Stated goal ▸ Wherever the string "type" occurs in a line of these records, report that line.

Data shown ▸
────────
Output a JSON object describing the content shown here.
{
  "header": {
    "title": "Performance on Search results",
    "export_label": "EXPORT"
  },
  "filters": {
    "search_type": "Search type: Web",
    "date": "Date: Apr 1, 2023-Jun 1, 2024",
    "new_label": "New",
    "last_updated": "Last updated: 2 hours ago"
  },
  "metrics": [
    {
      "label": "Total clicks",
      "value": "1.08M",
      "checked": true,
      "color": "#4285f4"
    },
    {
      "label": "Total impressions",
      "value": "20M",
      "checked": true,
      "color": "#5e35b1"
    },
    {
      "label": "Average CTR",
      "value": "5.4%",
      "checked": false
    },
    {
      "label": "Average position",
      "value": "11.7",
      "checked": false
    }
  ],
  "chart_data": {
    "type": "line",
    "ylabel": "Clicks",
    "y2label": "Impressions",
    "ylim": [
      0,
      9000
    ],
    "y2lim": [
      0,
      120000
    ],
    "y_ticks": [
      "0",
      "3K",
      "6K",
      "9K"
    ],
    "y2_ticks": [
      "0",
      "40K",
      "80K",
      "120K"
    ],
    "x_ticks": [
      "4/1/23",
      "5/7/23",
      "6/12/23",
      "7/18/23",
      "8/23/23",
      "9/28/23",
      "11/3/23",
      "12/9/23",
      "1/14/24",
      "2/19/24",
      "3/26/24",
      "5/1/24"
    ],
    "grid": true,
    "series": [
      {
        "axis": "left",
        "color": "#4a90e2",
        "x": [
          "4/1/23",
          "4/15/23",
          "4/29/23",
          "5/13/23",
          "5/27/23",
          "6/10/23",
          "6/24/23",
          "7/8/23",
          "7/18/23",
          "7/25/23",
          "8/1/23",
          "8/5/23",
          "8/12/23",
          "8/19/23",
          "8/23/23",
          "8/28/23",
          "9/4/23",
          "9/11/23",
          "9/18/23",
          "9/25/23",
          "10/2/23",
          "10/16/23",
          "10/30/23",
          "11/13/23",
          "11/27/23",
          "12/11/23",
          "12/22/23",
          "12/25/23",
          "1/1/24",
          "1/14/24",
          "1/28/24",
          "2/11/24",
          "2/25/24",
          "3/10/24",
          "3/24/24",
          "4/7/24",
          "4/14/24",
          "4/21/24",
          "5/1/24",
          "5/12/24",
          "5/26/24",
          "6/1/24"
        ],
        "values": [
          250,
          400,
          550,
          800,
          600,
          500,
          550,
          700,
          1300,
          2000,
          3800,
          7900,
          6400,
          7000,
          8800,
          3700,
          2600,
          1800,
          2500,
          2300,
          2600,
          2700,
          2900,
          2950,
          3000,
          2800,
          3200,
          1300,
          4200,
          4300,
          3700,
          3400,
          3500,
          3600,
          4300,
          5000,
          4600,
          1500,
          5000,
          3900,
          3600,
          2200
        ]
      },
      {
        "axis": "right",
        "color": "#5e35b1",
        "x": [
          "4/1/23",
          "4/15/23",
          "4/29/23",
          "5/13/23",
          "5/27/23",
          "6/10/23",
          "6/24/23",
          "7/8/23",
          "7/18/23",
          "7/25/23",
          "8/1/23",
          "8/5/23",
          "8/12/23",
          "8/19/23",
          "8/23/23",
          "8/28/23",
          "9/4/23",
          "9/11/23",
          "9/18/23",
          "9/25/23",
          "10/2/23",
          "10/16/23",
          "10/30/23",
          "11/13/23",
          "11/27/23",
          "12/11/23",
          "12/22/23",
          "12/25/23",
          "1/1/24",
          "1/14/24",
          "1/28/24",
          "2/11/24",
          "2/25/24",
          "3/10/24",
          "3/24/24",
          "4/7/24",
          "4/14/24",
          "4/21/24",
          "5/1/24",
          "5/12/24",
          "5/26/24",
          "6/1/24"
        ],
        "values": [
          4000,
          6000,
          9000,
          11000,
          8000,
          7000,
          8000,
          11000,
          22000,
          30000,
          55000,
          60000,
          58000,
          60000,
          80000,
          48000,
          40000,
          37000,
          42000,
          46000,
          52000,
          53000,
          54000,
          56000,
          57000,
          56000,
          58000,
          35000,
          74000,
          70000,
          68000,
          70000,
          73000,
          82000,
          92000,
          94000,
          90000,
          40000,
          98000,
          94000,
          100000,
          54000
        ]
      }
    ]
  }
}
────────
Solution to the exercise ▸
    "search_type": "Search type: Web",
    "type": "line",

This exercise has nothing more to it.